= Listing =
....................

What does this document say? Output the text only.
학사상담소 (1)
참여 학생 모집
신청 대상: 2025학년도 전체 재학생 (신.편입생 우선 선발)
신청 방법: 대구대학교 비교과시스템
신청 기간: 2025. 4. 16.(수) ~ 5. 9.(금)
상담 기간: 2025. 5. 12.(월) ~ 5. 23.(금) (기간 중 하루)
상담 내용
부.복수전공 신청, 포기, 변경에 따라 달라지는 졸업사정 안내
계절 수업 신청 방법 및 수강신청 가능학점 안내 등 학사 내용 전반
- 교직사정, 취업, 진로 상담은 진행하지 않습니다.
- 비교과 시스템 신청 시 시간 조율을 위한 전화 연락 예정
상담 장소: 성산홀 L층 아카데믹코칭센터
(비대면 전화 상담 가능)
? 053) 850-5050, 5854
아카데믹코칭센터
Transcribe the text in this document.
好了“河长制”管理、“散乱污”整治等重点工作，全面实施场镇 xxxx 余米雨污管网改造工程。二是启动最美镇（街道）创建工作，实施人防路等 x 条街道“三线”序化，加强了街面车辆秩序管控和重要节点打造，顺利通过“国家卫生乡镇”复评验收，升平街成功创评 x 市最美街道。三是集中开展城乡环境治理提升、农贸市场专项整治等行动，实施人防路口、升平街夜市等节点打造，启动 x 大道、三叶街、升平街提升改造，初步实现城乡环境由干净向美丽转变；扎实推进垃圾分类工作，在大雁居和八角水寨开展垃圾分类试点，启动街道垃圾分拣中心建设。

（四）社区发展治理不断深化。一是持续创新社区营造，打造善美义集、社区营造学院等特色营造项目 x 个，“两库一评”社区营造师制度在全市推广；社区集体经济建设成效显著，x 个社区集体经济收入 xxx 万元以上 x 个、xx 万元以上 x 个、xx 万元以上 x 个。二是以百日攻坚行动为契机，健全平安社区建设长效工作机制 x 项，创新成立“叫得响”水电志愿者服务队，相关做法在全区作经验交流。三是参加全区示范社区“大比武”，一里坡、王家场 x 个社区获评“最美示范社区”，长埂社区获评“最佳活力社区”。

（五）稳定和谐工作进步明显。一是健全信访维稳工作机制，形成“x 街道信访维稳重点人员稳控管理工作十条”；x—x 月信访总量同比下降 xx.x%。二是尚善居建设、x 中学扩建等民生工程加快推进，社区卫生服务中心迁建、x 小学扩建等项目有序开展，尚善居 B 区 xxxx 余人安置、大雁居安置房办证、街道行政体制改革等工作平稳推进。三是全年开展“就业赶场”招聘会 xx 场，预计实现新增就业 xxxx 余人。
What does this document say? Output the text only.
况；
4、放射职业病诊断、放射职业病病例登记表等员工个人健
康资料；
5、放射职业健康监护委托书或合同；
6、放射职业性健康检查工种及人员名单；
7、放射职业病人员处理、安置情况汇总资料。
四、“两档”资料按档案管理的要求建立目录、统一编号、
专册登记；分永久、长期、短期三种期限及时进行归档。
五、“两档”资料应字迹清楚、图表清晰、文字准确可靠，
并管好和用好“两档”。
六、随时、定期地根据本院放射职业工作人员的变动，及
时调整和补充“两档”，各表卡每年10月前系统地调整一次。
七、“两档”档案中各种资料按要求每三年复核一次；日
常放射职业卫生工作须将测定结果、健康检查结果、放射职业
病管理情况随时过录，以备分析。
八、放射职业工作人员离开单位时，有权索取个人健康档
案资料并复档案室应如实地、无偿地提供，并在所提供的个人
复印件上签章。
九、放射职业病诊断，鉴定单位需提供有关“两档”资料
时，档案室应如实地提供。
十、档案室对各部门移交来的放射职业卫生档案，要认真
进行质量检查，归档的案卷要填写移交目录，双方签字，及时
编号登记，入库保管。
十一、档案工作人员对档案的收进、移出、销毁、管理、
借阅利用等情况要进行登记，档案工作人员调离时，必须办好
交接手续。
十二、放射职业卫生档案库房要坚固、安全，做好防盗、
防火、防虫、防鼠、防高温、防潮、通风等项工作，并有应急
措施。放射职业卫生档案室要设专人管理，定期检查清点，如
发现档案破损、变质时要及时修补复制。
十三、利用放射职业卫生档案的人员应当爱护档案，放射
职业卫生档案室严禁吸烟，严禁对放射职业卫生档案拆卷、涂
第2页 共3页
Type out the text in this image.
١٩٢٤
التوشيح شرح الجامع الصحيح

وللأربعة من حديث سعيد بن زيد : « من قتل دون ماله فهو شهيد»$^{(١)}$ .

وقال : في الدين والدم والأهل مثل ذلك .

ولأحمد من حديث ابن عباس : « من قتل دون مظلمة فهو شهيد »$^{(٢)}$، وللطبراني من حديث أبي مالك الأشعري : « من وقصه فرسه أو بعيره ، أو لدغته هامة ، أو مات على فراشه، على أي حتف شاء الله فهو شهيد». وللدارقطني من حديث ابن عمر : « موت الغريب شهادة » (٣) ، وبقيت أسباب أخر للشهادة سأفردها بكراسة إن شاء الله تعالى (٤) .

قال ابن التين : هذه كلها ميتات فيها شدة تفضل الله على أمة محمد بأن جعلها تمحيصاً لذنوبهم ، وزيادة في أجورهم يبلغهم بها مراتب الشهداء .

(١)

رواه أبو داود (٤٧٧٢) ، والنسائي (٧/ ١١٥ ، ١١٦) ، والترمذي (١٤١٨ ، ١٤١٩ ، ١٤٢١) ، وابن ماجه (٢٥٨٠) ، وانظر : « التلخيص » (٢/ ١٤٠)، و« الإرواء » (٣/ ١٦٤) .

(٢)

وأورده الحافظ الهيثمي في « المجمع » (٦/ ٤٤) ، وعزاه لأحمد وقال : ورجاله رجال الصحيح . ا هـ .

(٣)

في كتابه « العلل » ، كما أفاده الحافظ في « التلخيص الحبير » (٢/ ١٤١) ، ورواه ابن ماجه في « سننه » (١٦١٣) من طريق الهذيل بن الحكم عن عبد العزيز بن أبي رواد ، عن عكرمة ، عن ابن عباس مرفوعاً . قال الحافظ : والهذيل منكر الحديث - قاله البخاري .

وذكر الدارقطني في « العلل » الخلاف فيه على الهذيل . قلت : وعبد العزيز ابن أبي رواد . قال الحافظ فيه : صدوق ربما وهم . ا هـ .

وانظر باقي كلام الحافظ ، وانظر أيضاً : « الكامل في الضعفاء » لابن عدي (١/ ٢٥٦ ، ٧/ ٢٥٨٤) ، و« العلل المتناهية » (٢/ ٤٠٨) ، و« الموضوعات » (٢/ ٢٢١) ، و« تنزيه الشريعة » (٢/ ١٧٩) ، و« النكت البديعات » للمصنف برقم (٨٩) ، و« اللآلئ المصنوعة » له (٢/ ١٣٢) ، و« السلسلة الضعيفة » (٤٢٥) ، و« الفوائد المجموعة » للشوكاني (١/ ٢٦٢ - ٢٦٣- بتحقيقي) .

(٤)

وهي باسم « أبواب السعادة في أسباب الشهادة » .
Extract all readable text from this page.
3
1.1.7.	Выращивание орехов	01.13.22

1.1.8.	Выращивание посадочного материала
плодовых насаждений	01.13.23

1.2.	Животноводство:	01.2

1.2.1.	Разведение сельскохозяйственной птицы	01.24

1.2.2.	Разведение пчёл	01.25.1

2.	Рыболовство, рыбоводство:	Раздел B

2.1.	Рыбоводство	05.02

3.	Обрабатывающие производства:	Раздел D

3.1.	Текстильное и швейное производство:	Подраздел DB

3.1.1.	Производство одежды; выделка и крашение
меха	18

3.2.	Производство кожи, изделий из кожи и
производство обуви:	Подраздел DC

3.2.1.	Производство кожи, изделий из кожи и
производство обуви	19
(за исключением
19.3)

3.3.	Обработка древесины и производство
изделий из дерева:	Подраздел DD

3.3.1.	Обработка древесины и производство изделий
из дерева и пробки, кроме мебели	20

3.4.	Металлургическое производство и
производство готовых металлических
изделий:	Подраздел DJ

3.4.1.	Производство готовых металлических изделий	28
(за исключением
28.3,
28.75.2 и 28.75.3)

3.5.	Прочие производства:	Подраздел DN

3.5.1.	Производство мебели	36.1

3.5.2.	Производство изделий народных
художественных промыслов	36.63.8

....................

= Short exercise =
Work out how many lines in the records above hold the string "الله", then give only that count.

= Worked solution =
2